━━━━━ Given entries ━━━━━
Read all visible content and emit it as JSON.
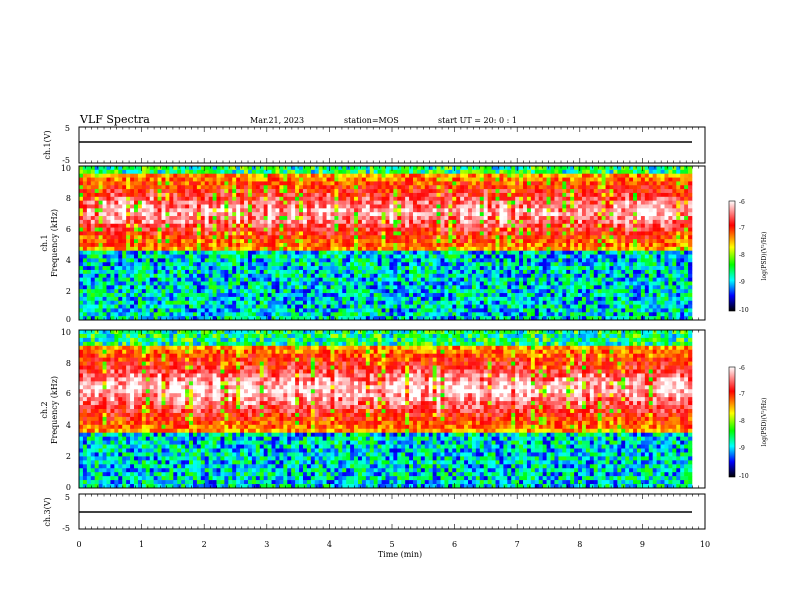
{
  "header": {
    "title": "VLF Spectra",
    "date": "Mar.21, 2023",
    "station": "station=MOS",
    "start": "start UT =  20: 0 : 1"
  },
  "chart_data": [
    {
      "type": "line",
      "ylabel": "ch.1(V)",
      "ylim": [
        -5,
        5
      ],
      "yticks": [
        "5",
        "-5"
      ],
      "x": [
        0,
        9.8
      ],
      "values": [
        -0.5,
        -0.5
      ]
    },
    {
      "type": "heatmap",
      "ylabel": "ch.1\nFrequency (kHz)",
      "ylabel_lines": [
        "ch.1",
        "Frequency (kHz)"
      ],
      "ylim": [
        0,
        10
      ],
      "yticks": [
        "0",
        "2",
        "4",
        "6",
        "8",
        "10"
      ],
      "xlim": [
        0,
        10
      ],
      "colorbar": {
        "label": "log(PSD)(V²/Hz)",
        "range": [
          -10,
          -6
        ],
        "ticks": [
          "-6",
          "-7",
          "-8",
          "-9",
          "-10"
        ]
      },
      "dominant_bands_khz": [
        [
          4.5,
          9.5
        ]
      ]
    },
    {
      "type": "heatmap",
      "ylabel": "ch.2\nFrequency (kHz)",
      "ylabel_lines": [
        "ch.2",
        "Frequency (kHz)"
      ],
      "ylim": [
        0,
        10
      ],
      "yticks": [
        "0",
        "2",
        "4",
        "6",
        "8",
        "10"
      ],
      "xlim": [
        0,
        10
      ],
      "colorbar": {
        "label": "log(PSD)(V²/Hz)",
        "range": [
          -10,
          -6
        ],
        "ticks": [
          "-6",
          "-7",
          "-8",
          "-9",
          "-10"
        ]
      },
      "dominant_bands_khz": [
        [
          3.5,
          9.0
        ]
      ]
    },
    {
      "type": "line",
      "ylabel": "ch.3(V)",
      "ylim": [
        -5,
        5
      ],
      "yticks": [
        "5",
        "-5"
      ],
      "x": [
        0,
        9.8
      ],
      "values": [
        -0.8,
        -0.8
      ]
    }
  ],
  "xaxis": {
    "label": "Time (min)",
    "range": [
      0,
      10
    ],
    "ticks": [
      "0",
      "1",
      "2",
      "3",
      "4",
      "5",
      "6",
      "7",
      "8",
      "9",
      "10"
    ]
  },
  "colors": {
    "high": "#ff0000",
    "mid": "#00ff00",
    "low": "#0000ff",
    "floor": "#000000"
  }
}
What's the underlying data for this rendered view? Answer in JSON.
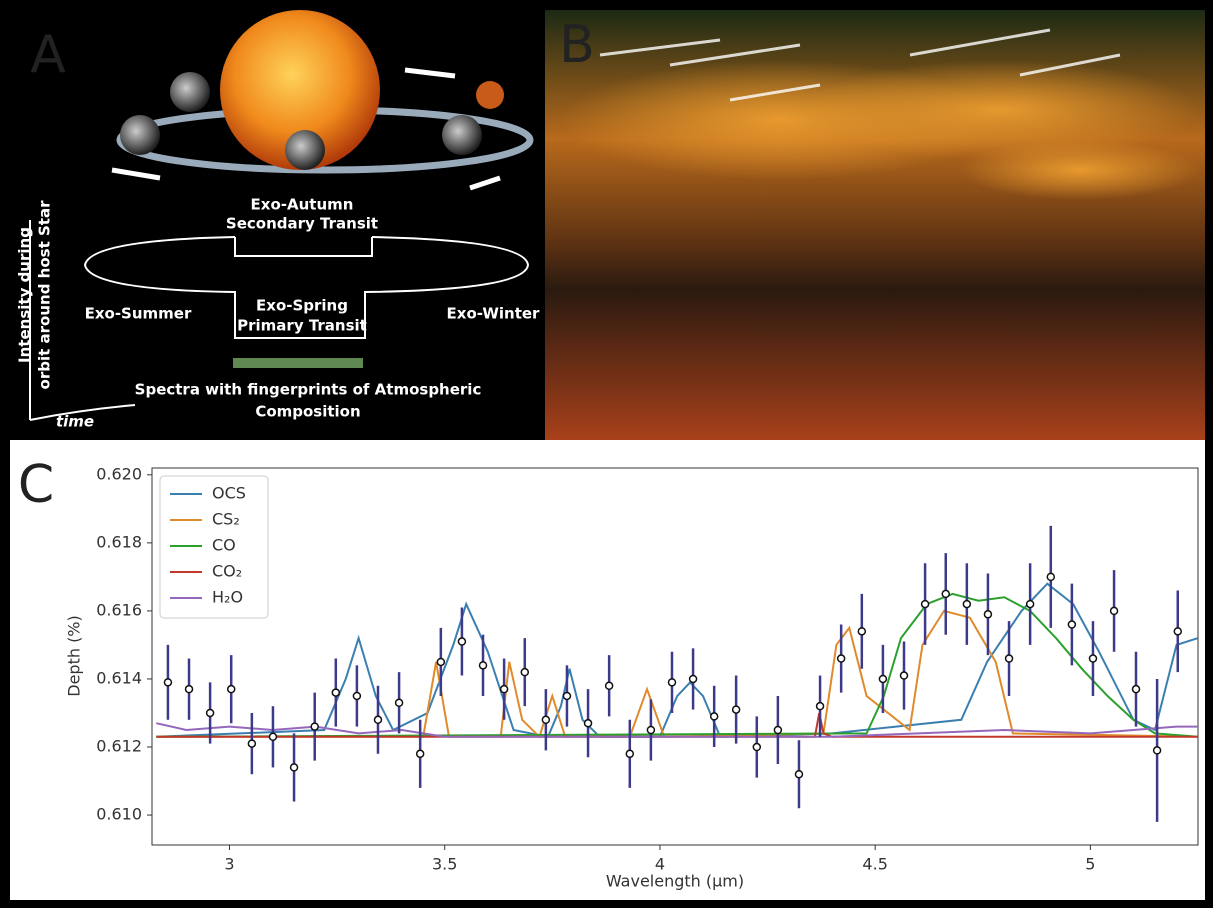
{
  "panels": [
    "A",
    "B",
    "C"
  ],
  "panel_a": {
    "top_label": [
      "Exo-Autumn",
      "Secondary Transit"
    ],
    "bottom_label": [
      "Exo-Spring",
      "Primary Transit"
    ],
    "left_label": "Exo-Summer",
    "right_label": "Exo-Winter",
    "spectra_label": [
      "Spectra with fingerprints of Atmospheric",
      "Composition"
    ],
    "y_axis_label": [
      "Intensity during",
      "orbit around host Star"
    ],
    "x_axis_label": "time"
  },
  "chart_data": {
    "type": "line",
    "xlabel": "Wavelength (μm)",
    "ylabel": "Depth (%)",
    "xlim": [
      2.82,
      5.25
    ],
    "ylim": [
      0.60912,
      0.6202
    ],
    "xticks": [
      3,
      3.5,
      4,
      4.5,
      5
    ],
    "yticks": [
      {
        "value": 0.61,
        "label": "0.610"
      },
      {
        "value": 0.612,
        "label": "0.612"
      },
      {
        "value": 0.614,
        "label": "0.614"
      },
      {
        "value": 0.616,
        "label": "0.616"
      },
      {
        "value": 0.618,
        "label": "0.618"
      },
      {
        "value": 0.62,
        "label": "0.620"
      }
    ],
    "legend": "upper left",
    "series": [
      {
        "name": "OCS",
        "color": "#3b7fb0",
        "x": [
          2.83,
          3.22,
          3.27,
          3.3,
          3.34,
          3.38,
          3.46,
          3.52,
          3.55,
          3.6,
          3.66,
          3.74,
          3.77,
          3.79,
          3.82,
          3.86,
          4.0,
          4.04,
          4.07,
          4.1,
          4.14,
          4.4,
          4.7,
          4.76,
          4.84,
          4.9,
          4.96,
          5.02,
          5.1,
          5.15,
          5.2,
          5.25
        ],
        "values": [
          0.6123,
          0.6125,
          0.614,
          0.6152,
          0.6135,
          0.6125,
          0.613,
          0.615,
          0.6162,
          0.6148,
          0.6125,
          0.6123,
          0.6132,
          0.6143,
          0.6128,
          0.6123,
          0.6123,
          0.6135,
          0.6139,
          0.6135,
          0.6123,
          0.6124,
          0.6128,
          0.6145,
          0.616,
          0.6168,
          0.6162,
          0.6148,
          0.6128,
          0.6125,
          0.615,
          0.6152
        ]
      },
      {
        "name": "CS₂",
        "color": "#e08a2a",
        "x": [
          2.83,
          3.45,
          3.48,
          3.51,
          3.55,
          3.63,
          3.65,
          3.68,
          3.72,
          3.75,
          3.78,
          3.93,
          3.97,
          4.01,
          4.38,
          4.41,
          4.44,
          4.48,
          4.58,
          4.61,
          4.66,
          4.72,
          4.78,
          4.82,
          5.25
        ],
        "values": [
          0.6123,
          0.6123,
          0.6145,
          0.6123,
          0.6123,
          0.6123,
          0.6145,
          0.6128,
          0.6123,
          0.6135,
          0.6123,
          0.6123,
          0.6137,
          0.6123,
          0.6124,
          0.615,
          0.6155,
          0.6135,
          0.6125,
          0.615,
          0.616,
          0.6158,
          0.6145,
          0.6124,
          0.6123
        ]
      },
      {
        "name": "CO",
        "color": "#2ca02c",
        "x": [
          2.83,
          4.48,
          4.52,
          4.56,
          4.62,
          4.68,
          4.74,
          4.8,
          4.86,
          4.92,
          4.98,
          5.04,
          5.1,
          5.15,
          5.25
        ],
        "values": [
          0.6123,
          0.6124,
          0.6135,
          0.6152,
          0.6162,
          0.6165,
          0.6163,
          0.6164,
          0.616,
          0.6152,
          0.6143,
          0.6135,
          0.6128,
          0.6124,
          0.6123
        ]
      },
      {
        "name": "CO₂",
        "color": "#c0392b",
        "x": [
          2.83,
          4.36,
          4.37,
          4.38,
          4.4,
          5.25
        ],
        "values": [
          0.6123,
          0.6123,
          0.613,
          0.6124,
          0.6123,
          0.6123
        ]
      },
      {
        "name": "H₂O",
        "color": "#9467bd",
        "x": [
          2.83,
          2.9,
          3.0,
          3.1,
          3.2,
          3.3,
          3.4,
          3.5,
          4.4,
          4.6,
          4.8,
          5.0,
          5.1,
          5.2,
          5.25
        ],
        "values": [
          0.6127,
          0.6125,
          0.6126,
          0.6125,
          0.6126,
          0.6124,
          0.6125,
          0.6123,
          0.6123,
          0.6124,
          0.6125,
          0.6124,
          0.6125,
          0.6126,
          0.6126
        ]
      }
    ],
    "points": {
      "color": "#3d3a8a",
      "x": [
        2.857,
        2.906,
        2.955,
        3.004,
        3.052,
        3.101,
        3.15,
        3.198,
        3.247,
        3.296,
        3.345,
        3.394,
        3.443,
        3.491,
        3.54,
        3.589,
        3.638,
        3.686,
        3.735,
        3.784,
        3.833,
        3.882,
        3.93,
        3.979,
        4.028,
        4.077,
        4.126,
        4.177,
        4.225,
        4.274,
        4.323,
        4.372,
        4.421,
        4.469,
        4.518,
        4.567,
        4.616,
        4.664,
        4.713,
        4.762,
        4.811,
        4.86,
        4.908,
        4.957,
        5.006,
        5.055,
        5.106,
        5.155,
        5.203
      ],
      "y": [
        0.6139,
        0.6137,
        0.613,
        0.6137,
        0.6121,
        0.6123,
        0.6114,
        0.6126,
        0.6136,
        0.6135,
        0.6128,
        0.6133,
        0.6118,
        0.6145,
        0.6151,
        0.6144,
        0.6137,
        0.6142,
        0.6128,
        0.6135,
        0.6127,
        0.6138,
        0.6118,
        0.6125,
        0.6139,
        0.614,
        0.6129,
        0.6131,
        0.612,
        0.6125,
        0.6112,
        0.6132,
        0.6146,
        0.6154,
        0.614,
        0.6141,
        0.6162,
        0.6165,
        0.6162,
        0.6159,
        0.6146,
        0.6162,
        0.617,
        0.6156,
        0.6146,
        0.616,
        0.6137,
        0.6119,
        0.6154
      ],
      "err": [
        0.0011,
        0.0009,
        0.0009,
        0.001,
        0.0009,
        0.0009,
        0.001,
        0.001,
        0.001,
        0.0009,
        0.001,
        0.0009,
        0.001,
        0.001,
        0.001,
        0.0009,
        0.0009,
        0.001,
        0.0009,
        0.0009,
        0.001,
        0.0009,
        0.001,
        0.0009,
        0.0009,
        0.0009,
        0.0009,
        0.001,
        0.0009,
        0.001,
        0.001,
        0.0009,
        0.001,
        0.0011,
        0.001,
        0.001,
        0.0012,
        0.0012,
        0.0012,
        0.0012,
        0.0011,
        0.0012,
        0.0015,
        0.0012,
        0.0011,
        0.0012,
        0.0011,
        0.0021,
        0.0012
      ]
    }
  }
}
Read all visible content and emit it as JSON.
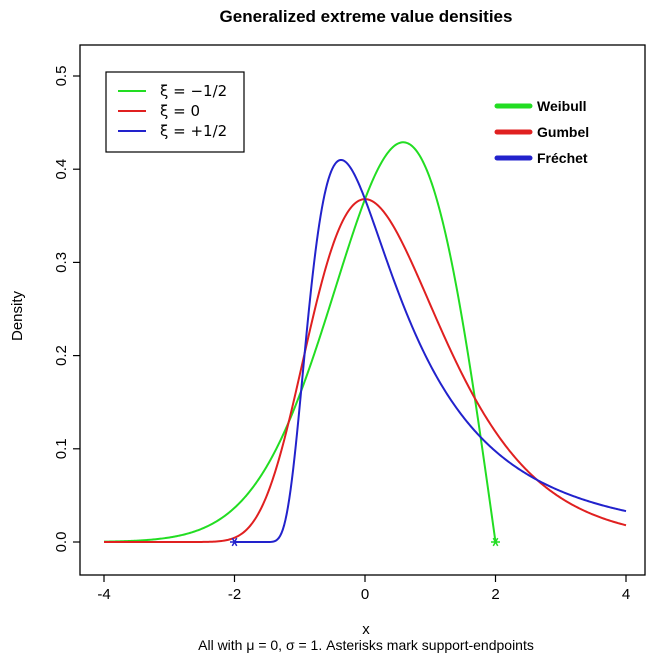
{
  "chart_data": {
    "type": "line",
    "title": "Generalized extreme value densities",
    "xlabel": "x",
    "ylabel": "Density",
    "caption": "All with μ = 0, σ = 1. Asterisks mark support-endpoints",
    "xlim": [
      -4,
      4
    ],
    "ylim": [
      0,
      0.5
    ],
    "xticks": [
      "-4",
      "-2",
      "0",
      "2",
      "4"
    ],
    "yticks": [
      "0.0",
      "0.1",
      "0.2",
      "0.3",
      "0.4",
      "0.5"
    ],
    "grid": false,
    "series": [
      {
        "name": "ξ = −1/2",
        "color": "#22dd22",
        "shape": "GEV xi=-0.5",
        "x": [
          -4,
          -3.5,
          -3,
          -2.5,
          -2,
          -1.5,
          -1,
          -0.5,
          0,
          0.3,
          0.6,
          0.9,
          1.2,
          1.5,
          1.75,
          2
        ],
        "y": [
          0.003,
          0.008,
          0.016,
          0.031,
          0.056,
          0.093,
          0.148,
          0.229,
          0.33,
          0.394,
          0.429,
          0.425,
          0.378,
          0.281,
          0.167,
          0.0
        ]
      },
      {
        "name": "ξ = 0",
        "color": "#e02020",
        "shape": "Gumbel",
        "x": [
          -4,
          -3,
          -2.5,
          -2,
          -1.5,
          -1,
          -0.5,
          0,
          0.5,
          1,
          1.5,
          2,
          2.5,
          3,
          3.5,
          4
        ],
        "y": [
          0.0,
          0.0,
          0.0,
          0.005,
          0.029,
          0.179,
          0.32,
          0.368,
          0.33,
          0.254,
          0.179,
          0.118,
          0.076,
          0.047,
          0.029,
          0.018
        ]
      },
      {
        "name": "ξ = +1/2",
        "color": "#2222cc",
        "shape": "GEV xi=+0.5",
        "x": [
          -4,
          -2,
          -1.5,
          -1.2,
          -1,
          -0.8,
          -0.6,
          -0.4,
          -0.2,
          0,
          0.5,
          1,
          1.5,
          2,
          3,
          4
        ],
        "y": [
          0.0,
          0.0,
          0.0,
          0.052,
          0.135,
          0.272,
          0.372,
          0.41,
          0.39,
          0.368,
          0.273,
          0.198,
          0.146,
          0.11,
          0.064,
          0.039
        ]
      }
    ],
    "endpoints": [
      {
        "x": -2,
        "y": 0,
        "color": "#2222cc"
      },
      {
        "x": 2,
        "y": 0,
        "color": "#22dd22"
      }
    ],
    "legend": {
      "placement": "top-left",
      "entries": [
        {
          "label": "ξ = −1/2",
          "color": "#22dd22"
        },
        {
          "label": "ξ = 0",
          "color": "#e02020"
        },
        {
          "label": "ξ = +1/2",
          "color": "#2222cc"
        }
      ]
    },
    "legend2": {
      "placement": "top-right",
      "entries": [
        {
          "label": "Weibull",
          "color": "#22dd22"
        },
        {
          "label": "Gumbel",
          "color": "#e02020"
        },
        {
          "label": "Fréchet",
          "color": "#2222cc"
        }
      ]
    }
  }
}
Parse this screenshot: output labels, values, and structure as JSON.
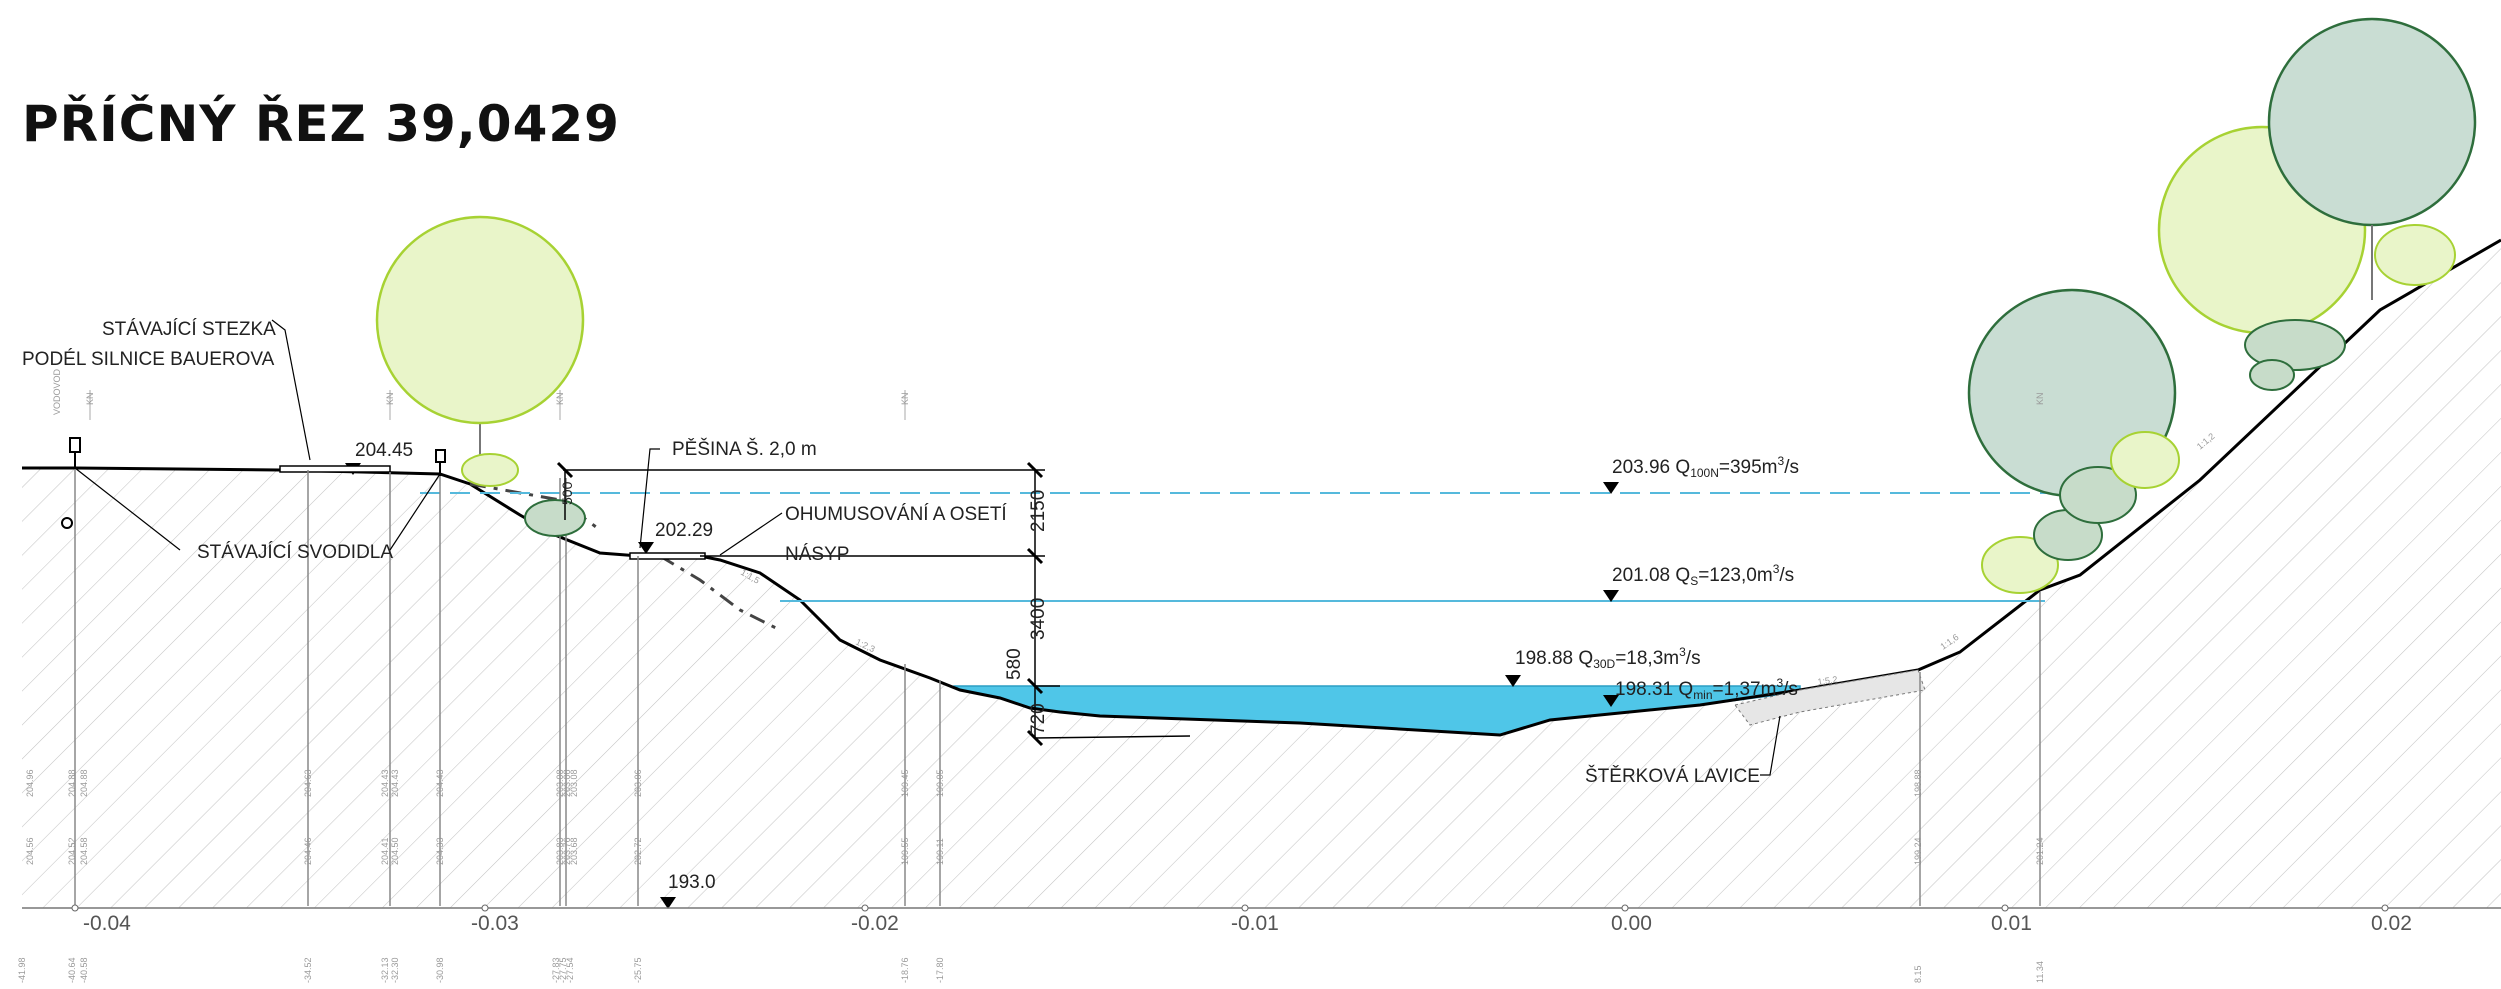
━━━━━
§ What to produce
Look through the data above. Find each line with the string "title" and copy it.

§ Exercise answer
    "title": "VLF Spectra",
    "title": "Generalized extreme value densities",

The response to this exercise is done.